### EXERCISE PROMPT
Search the entries below. Return every line that has "name" in it.

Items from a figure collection

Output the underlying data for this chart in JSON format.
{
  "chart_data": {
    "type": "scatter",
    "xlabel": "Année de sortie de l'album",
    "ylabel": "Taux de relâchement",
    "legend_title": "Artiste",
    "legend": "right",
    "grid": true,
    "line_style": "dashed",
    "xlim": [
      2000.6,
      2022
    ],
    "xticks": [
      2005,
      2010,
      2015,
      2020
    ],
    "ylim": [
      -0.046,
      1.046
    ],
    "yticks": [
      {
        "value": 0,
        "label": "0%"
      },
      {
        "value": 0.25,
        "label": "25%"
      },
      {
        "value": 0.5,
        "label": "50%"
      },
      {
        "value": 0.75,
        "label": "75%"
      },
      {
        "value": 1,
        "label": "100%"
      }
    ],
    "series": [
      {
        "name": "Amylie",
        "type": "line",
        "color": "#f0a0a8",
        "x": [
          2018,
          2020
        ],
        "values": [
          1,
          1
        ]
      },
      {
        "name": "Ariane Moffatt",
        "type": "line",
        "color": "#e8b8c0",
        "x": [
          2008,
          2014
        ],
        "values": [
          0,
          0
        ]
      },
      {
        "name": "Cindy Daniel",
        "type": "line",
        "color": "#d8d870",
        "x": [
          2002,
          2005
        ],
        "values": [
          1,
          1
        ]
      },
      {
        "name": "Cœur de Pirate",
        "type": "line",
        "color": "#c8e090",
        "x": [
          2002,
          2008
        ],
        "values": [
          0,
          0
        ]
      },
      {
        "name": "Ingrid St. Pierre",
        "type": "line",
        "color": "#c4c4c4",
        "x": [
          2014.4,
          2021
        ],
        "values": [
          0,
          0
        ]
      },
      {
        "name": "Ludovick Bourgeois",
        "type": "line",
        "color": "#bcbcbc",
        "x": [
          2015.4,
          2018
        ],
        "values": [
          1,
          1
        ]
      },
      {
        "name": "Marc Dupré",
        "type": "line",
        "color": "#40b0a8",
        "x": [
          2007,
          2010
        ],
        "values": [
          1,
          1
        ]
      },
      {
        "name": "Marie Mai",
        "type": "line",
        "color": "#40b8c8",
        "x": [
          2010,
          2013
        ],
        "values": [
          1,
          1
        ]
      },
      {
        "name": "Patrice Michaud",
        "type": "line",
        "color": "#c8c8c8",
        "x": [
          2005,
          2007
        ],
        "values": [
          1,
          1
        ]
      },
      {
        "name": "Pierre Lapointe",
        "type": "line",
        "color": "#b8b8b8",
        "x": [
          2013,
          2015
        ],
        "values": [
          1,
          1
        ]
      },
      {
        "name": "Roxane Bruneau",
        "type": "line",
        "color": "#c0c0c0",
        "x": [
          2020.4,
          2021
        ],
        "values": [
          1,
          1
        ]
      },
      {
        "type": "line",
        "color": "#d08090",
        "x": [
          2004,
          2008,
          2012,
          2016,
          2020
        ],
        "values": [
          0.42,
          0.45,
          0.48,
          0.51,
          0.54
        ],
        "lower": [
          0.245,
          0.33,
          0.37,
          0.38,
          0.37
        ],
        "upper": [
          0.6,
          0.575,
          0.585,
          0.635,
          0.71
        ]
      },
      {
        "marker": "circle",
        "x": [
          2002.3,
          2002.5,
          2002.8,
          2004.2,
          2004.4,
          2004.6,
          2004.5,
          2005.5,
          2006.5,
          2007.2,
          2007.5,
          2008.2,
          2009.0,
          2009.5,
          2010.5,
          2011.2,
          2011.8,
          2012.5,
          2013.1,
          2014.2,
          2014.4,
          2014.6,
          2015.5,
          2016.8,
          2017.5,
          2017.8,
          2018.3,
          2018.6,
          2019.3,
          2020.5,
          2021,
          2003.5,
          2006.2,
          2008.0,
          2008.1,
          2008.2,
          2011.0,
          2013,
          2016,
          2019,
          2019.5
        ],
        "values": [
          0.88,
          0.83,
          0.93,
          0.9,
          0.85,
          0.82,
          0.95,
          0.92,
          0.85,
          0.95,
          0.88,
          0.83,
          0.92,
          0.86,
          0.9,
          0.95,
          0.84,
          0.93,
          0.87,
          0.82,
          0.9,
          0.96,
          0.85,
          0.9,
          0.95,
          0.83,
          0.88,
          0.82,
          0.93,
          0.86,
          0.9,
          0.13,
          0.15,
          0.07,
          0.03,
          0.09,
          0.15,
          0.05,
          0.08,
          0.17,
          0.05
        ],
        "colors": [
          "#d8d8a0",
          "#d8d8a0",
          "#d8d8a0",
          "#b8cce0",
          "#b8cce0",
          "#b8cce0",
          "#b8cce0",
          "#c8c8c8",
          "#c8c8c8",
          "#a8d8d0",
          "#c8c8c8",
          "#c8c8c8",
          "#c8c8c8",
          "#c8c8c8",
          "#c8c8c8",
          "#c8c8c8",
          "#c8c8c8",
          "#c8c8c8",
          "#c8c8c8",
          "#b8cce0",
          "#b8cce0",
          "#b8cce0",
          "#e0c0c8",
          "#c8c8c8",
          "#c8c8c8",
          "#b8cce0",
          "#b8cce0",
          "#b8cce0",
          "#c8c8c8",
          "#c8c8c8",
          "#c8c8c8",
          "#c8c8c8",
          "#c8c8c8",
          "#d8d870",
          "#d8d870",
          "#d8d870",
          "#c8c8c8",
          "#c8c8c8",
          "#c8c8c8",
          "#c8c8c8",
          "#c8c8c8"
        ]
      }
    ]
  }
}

### CORRECT OUTPUT
        "name": "Amylie",
        "name": "Ariane Moffatt",
        "name": "Cindy Daniel",
        "name": "Cœur de Pirate",
        "name": "Ingrid St. Pierre",
        "name": "Ludovick Bourgeois",
        "name": "Marc Dupré",
        "name": "Marie Mai",
        "name": "Patrice Michaud",
        "name": "Pierre Lapointe",
        "name": "Roxane Bruneau",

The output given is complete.